Dataset records on visual material:
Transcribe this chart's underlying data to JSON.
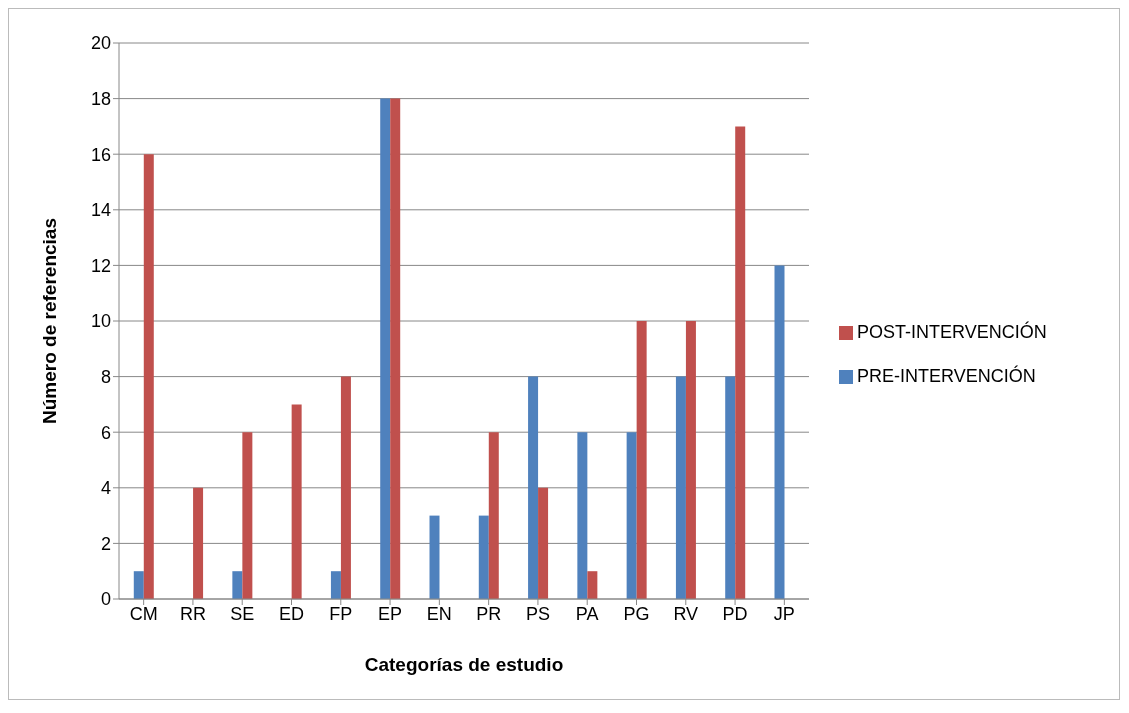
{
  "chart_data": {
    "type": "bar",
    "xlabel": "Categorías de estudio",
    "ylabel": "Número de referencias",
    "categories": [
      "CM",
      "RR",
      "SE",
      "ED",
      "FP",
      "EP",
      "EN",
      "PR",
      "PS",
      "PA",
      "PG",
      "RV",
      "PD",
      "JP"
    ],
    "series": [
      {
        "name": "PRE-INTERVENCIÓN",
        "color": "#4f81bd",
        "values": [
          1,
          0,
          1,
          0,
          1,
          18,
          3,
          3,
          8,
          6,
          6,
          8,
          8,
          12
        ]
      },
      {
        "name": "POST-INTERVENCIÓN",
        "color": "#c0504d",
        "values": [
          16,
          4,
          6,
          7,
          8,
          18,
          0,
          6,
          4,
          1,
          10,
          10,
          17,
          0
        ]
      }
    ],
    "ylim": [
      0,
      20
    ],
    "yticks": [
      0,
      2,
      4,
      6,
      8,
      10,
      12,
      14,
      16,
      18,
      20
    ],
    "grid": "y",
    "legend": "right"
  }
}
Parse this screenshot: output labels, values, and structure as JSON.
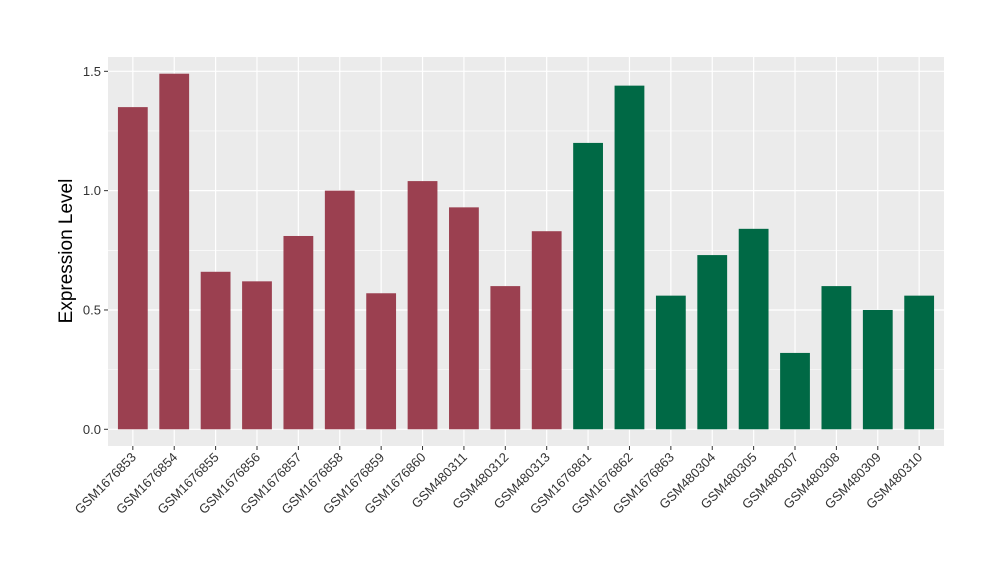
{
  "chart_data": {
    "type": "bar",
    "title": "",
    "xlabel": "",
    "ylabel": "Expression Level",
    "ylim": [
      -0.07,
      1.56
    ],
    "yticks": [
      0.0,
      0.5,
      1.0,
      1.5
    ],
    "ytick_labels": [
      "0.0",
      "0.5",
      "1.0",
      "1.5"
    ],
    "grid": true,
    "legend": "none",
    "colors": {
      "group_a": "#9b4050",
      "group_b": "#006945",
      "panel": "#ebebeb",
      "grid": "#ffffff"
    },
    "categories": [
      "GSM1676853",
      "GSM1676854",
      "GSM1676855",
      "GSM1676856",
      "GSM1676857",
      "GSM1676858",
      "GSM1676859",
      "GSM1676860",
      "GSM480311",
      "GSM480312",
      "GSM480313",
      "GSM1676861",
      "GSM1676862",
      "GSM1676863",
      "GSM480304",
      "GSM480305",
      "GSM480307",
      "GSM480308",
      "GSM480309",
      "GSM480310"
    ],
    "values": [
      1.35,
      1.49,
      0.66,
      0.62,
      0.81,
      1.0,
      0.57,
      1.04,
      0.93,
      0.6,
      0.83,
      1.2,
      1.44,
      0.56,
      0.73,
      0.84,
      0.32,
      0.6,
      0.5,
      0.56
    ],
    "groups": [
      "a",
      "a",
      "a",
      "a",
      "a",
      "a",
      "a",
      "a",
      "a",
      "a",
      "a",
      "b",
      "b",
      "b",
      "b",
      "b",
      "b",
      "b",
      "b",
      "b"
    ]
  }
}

■ GOAL OF THE EXERCISE ■
In the entries above, identify each line that includes the string "this", then copy it.

■ ANSWER IN FULL ■
Transcribe this chart's underlying data to JSON.
Parse this screenshot: output labels, values, and structure as JSON.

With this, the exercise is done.